WHAT TO PRODUCE: Check each line of the records below for the string "color", then state how many lines contain it, with no other output.

RECORDED DATA:
—————

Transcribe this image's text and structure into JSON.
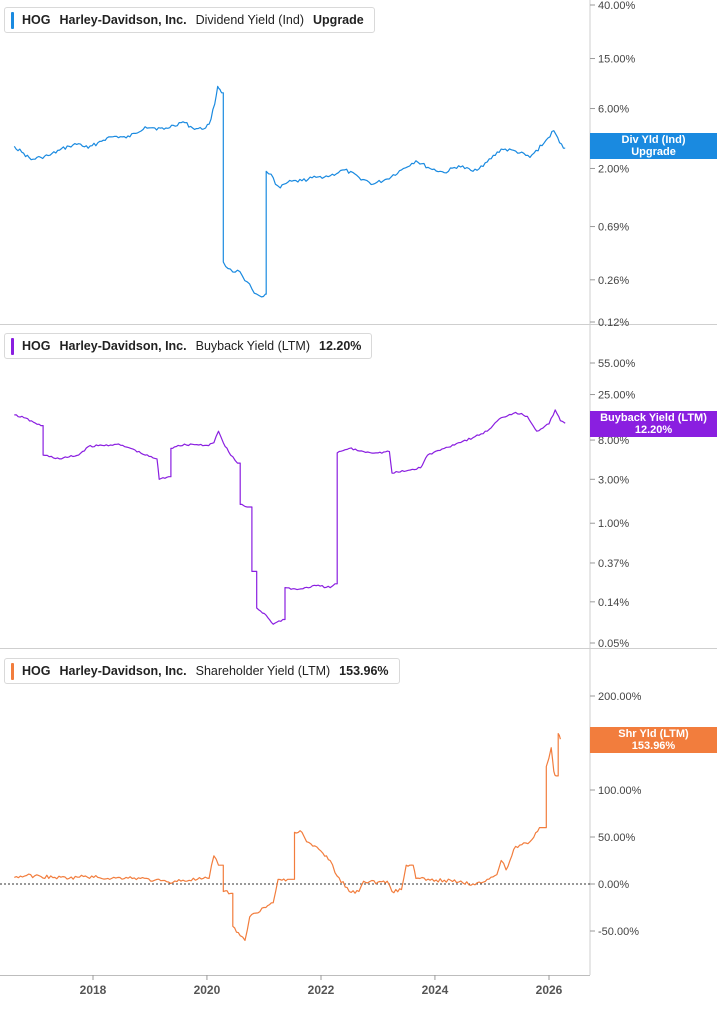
{
  "chart_data": [
    {
      "type": "line",
      "ticker": "HOG",
      "company": "Harley-Davidson, Inc.",
      "metric": "Dividend Yield (Ind)",
      "current_value": "Upgrade",
      "scale": "log",
      "ylim": [
        0.12,
        40
      ],
      "y_ticks": [
        {
          "value": 40,
          "label": "40.00%"
        },
        {
          "value": 15,
          "label": "15.00%"
        },
        {
          "value": 6,
          "label": "6.00%"
        },
        {
          "value": 2,
          "label": "2.00%"
        },
        {
          "value": 0.69,
          "label": "0.69%"
        },
        {
          "value": 0.26,
          "label": "0.26%"
        },
        {
          "value": 0.12,
          "label": "0.12%"
        }
      ],
      "tag_line1": "Div Yld (Ind)",
      "tag_line2": "Upgrade",
      "color": "#1a8ae0",
      "points": [
        [
          "2016-08-15",
          3.0
        ],
        [
          "2016-10-01",
          2.7
        ],
        [
          "2016-12-01",
          2.35
        ],
        [
          "2017-02-01",
          2.45
        ],
        [
          "2017-04-01",
          2.55
        ],
        [
          "2017-06-01",
          2.8
        ],
        [
          "2017-08-01",
          3.0
        ],
        [
          "2017-10-01",
          3.15
        ],
        [
          "2017-12-01",
          2.9
        ],
        [
          "2018-02-01",
          3.2
        ],
        [
          "2018-04-01",
          3.5
        ],
        [
          "2018-06-01",
          3.6
        ],
        [
          "2018-08-01",
          3.5
        ],
        [
          "2018-10-01",
          3.8
        ],
        [
          "2018-12-01",
          4.3
        ],
        [
          "2019-02-01",
          4.2
        ],
        [
          "2019-04-01",
          4.1
        ],
        [
          "2019-06-01",
          4.4
        ],
        [
          "2019-08-01",
          4.7
        ],
        [
          "2019-10-01",
          4.2
        ],
        [
          "2019-12-01",
          4.1
        ],
        [
          "2020-01-15",
          4.5
        ],
        [
          "2020-02-20",
          6.5
        ],
        [
          "2020-03-10",
          9.0
        ],
        [
          "2020-03-25",
          8.5
        ],
        [
          "2020-04-05",
          8.0
        ],
        [
          "2020-04-15",
          0.36
        ],
        [
          "2020-05-15",
          0.32
        ],
        [
          "2020-06-15",
          0.3
        ],
        [
          "2020-07-15",
          0.31
        ],
        [
          "2020-08-15",
          0.28
        ],
        [
          "2020-09-15",
          0.25
        ],
        [
          "2020-10-15",
          0.22
        ],
        [
          "2020-11-15",
          0.2
        ],
        [
          "2020-12-15",
          0.19
        ],
        [
          "2021-01-10",
          0.2
        ],
        [
          "2021-01-15",
          1.9
        ],
        [
          "2021-02-15",
          1.8
        ],
        [
          "2021-03-15",
          1.5
        ],
        [
          "2021-04-15",
          1.4
        ],
        [
          "2021-06-01",
          1.55
        ],
        [
          "2021-09-01",
          1.6
        ],
        [
          "2021-12-01",
          1.7
        ],
        [
          "2022-03-01",
          1.75
        ],
        [
          "2022-06-01",
          1.95
        ],
        [
          "2022-09-01",
          1.7
        ],
        [
          "2022-12-01",
          1.5
        ],
        [
          "2023-03-01",
          1.65
        ],
        [
          "2023-06-01",
          1.95
        ],
        [
          "2023-09-01",
          2.3
        ],
        [
          "2023-12-01",
          2.0
        ],
        [
          "2024-03-01",
          1.85
        ],
        [
          "2024-06-01",
          2.1
        ],
        [
          "2024-09-01",
          1.9
        ],
        [
          "2024-12-01",
          2.25
        ],
        [
          "2025-03-01",
          2.85
        ],
        [
          "2025-06-01",
          2.75
        ],
        [
          "2025-09-01",
          2.45
        ],
        [
          "2025-12-01",
          3.2
        ],
        [
          "2026-02-01",
          4.0
        ],
        [
          "2026-03-10",
          3.2
        ],
        [
          "2026-04-15",
          2.9
        ]
      ]
    },
    {
      "type": "line",
      "ticker": "HOG",
      "company": "Harley-Davidson, Inc.",
      "metric": "Buyback Yield (LTM)",
      "current_value": "12.20%",
      "scale": "log",
      "ylim": [
        0.05,
        55
      ],
      "y_ticks": [
        {
          "value": 55,
          "label": "55.00%"
        },
        {
          "value": 25,
          "label": "25.00%"
        },
        {
          "value": 8,
          "label": "8.00%"
        },
        {
          "value": 3,
          "label": "3.00%"
        },
        {
          "value": 1,
          "label": "1.00%"
        },
        {
          "value": 0.37,
          "label": "0.37%"
        },
        {
          "value": 0.14,
          "label": "0.14%"
        },
        {
          "value": 0.05,
          "label": "0.05%"
        }
      ],
      "tag_line1": "Buyback Yield (LTM)",
      "tag_line2": "12.20%",
      "color": "#8a1fe0",
      "points": [
        [
          "2016-08-15",
          15.0
        ],
        [
          "2016-10-15",
          14.0
        ],
        [
          "2016-12-15",
          12.5
        ],
        [
          "2017-02-01",
          11.5
        ],
        [
          "2017-02-15",
          5.5
        ],
        [
          "2017-06-01",
          5.0
        ],
        [
          "2017-10-01",
          5.5
        ],
        [
          "2017-12-01",
          6.8
        ],
        [
          "2018-03-01",
          7.0
        ],
        [
          "2018-06-01",
          7.2
        ],
        [
          "2018-09-01",
          6.5
        ],
        [
          "2018-12-01",
          5.5
        ],
        [
          "2019-02-15",
          5.0
        ],
        [
          "2019-03-01",
          3.0
        ],
        [
          "2019-05-01",
          3.2
        ],
        [
          "2019-05-15",
          6.5
        ],
        [
          "2019-07-01",
          7.0
        ],
        [
          "2019-10-01",
          7.2
        ],
        [
          "2020-01-01",
          7.0
        ],
        [
          "2020-02-15",
          7.5
        ],
        [
          "2020-03-15",
          10.0
        ],
        [
          "2020-04-15",
          7.5
        ],
        [
          "2020-06-01",
          5.5
        ],
        [
          "2020-07-15",
          4.5
        ],
        [
          "2020-08-01",
          1.6
        ],
        [
          "2020-09-15",
          1.5
        ],
        [
          "2020-10-15",
          0.3
        ],
        [
          "2020-11-15",
          0.12
        ],
        [
          "2021-01-15",
          0.1
        ],
        [
          "2021-03-01",
          0.08
        ],
        [
          "2021-05-01",
          0.09
        ],
        [
          "2021-05-15",
          0.2
        ],
        [
          "2021-08-01",
          0.19
        ],
        [
          "2021-12-01",
          0.21
        ],
        [
          "2022-03-01",
          0.2
        ],
        [
          "2022-04-01",
          0.22
        ],
        [
          "2022-04-15",
          5.8
        ],
        [
          "2022-07-01",
          6.5
        ],
        [
          "2022-10-01",
          6.0
        ],
        [
          "2023-01-01",
          5.8
        ],
        [
          "2023-03-15",
          6.0
        ],
        [
          "2023-04-01",
          3.5
        ],
        [
          "2023-07-01",
          3.7
        ],
        [
          "2023-10-01",
          4.0
        ],
        [
          "2023-11-15",
          5.5
        ],
        [
          "2024-03-01",
          6.5
        ],
        [
          "2024-06-01",
          7.5
        ],
        [
          "2024-09-01",
          8.5
        ],
        [
          "2024-12-01",
          10.0
        ],
        [
          "2025-03-01",
          14.0
        ],
        [
          "2025-06-01",
          16.0
        ],
        [
          "2025-08-15",
          14.5
        ],
        [
          "2025-10-15",
          10.0
        ],
        [
          "2026-01-01",
          12.0
        ],
        [
          "2026-02-10",
          17.0
        ],
        [
          "2026-03-15",
          13.0
        ],
        [
          "2026-04-15",
          12.2
        ]
      ]
    },
    {
      "type": "line",
      "ticker": "HOG",
      "company": "Harley-Davidson, Inc.",
      "metric": "Shareholder Yield (LTM)",
      "current_value": "153.96%",
      "scale": "linear",
      "ylim": [
        -93,
        220
      ],
      "y_ticks": [
        {
          "value": 200,
          "label": "200.00%"
        },
        {
          "value": 150,
          "label": "150.00%"
        },
        {
          "value": 100,
          "label": "100.00%"
        },
        {
          "value": 50,
          "label": "50.00%"
        },
        {
          "value": 0,
          "label": "0.00%"
        },
        {
          "value": -50,
          "label": "-50.00%"
        }
      ],
      "zero_line": true,
      "tag_line1": "Shr Yld (LTM)",
      "tag_line2": "153.96%",
      "color": "#f27d3d",
      "points": [
        [
          "2016-08-15",
          7
        ],
        [
          "2016-11-01",
          9
        ],
        [
          "2017-02-01",
          8
        ],
        [
          "2017-05-01",
          7
        ],
        [
          "2017-08-01",
          6
        ],
        [
          "2017-11-01",
          8
        ],
        [
          "2018-02-01",
          7
        ],
        [
          "2018-05-01",
          6
        ],
        [
          "2018-08-01",
          7
        ],
        [
          "2018-11-01",
          6
        ],
        [
          "2019-02-01",
          4
        ],
        [
          "2019-05-01",
          2
        ],
        [
          "2019-08-01",
          4
        ],
        [
          "2019-11-01",
          5
        ],
        [
          "2020-01-15",
          6
        ],
        [
          "2020-02-15",
          30
        ],
        [
          "2020-03-15",
          20
        ],
        [
          "2020-04-15",
          -8
        ],
        [
          "2020-06-01",
          -10
        ],
        [
          "2020-06-15",
          -45
        ],
        [
          "2020-08-01",
          -55
        ],
        [
          "2020-09-01",
          -60
        ],
        [
          "2020-10-01",
          -35
        ],
        [
          "2021-01-01",
          -25
        ],
        [
          "2021-03-01",
          -20
        ],
        [
          "2021-04-01",
          5
        ],
        [
          "2021-06-01",
          5
        ],
        [
          "2021-07-15",
          55
        ],
        [
          "2021-09-01",
          55
        ],
        [
          "2021-10-01",
          45
        ],
        [
          "2022-01-01",
          35
        ],
        [
          "2022-03-01",
          25
        ],
        [
          "2022-04-01",
          12
        ],
        [
          "2022-07-01",
          -8
        ],
        [
          "2022-09-01",
          -8
        ],
        [
          "2022-10-01",
          3
        ],
        [
          "2023-01-01",
          2
        ],
        [
          "2023-03-01",
          3
        ],
        [
          "2023-04-01",
          -8
        ],
        [
          "2023-06-01",
          -6
        ],
        [
          "2023-07-01",
          20
        ],
        [
          "2023-08-15",
          20
        ],
        [
          "2023-09-01",
          6
        ],
        [
          "2023-12-01",
          4
        ],
        [
          "2024-03-01",
          4
        ],
        [
          "2024-06-01",
          2
        ],
        [
          "2024-09-01",
          0
        ],
        [
          "2024-12-01",
          5
        ],
        [
          "2025-02-01",
          10
        ],
        [
          "2025-03-01",
          25
        ],
        [
          "2025-04-01",
          15
        ],
        [
          "2025-06-01",
          40
        ],
        [
          "2025-09-01",
          45
        ],
        [
          "2025-11-01",
          60
        ],
        [
          "2025-12-15",
          125
        ],
        [
          "2026-01-15",
          145
        ],
        [
          "2026-02-01",
          120
        ],
        [
          "2026-02-15",
          115
        ],
        [
          "2026-03-01",
          160
        ],
        [
          "2026-03-15",
          154
        ]
      ]
    }
  ],
  "x_axis": {
    "ticks": [
      {
        "date": "2018-01-01",
        "label": "2018"
      },
      {
        "date": "2020-01-01",
        "label": "2020"
      },
      {
        "date": "2022-01-01",
        "label": "2022"
      },
      {
        "date": "2024-01-01",
        "label": "2024"
      },
      {
        "date": "2026-01-01",
        "label": "2026"
      }
    ]
  }
}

—————

COMPLETE ANSWER: 3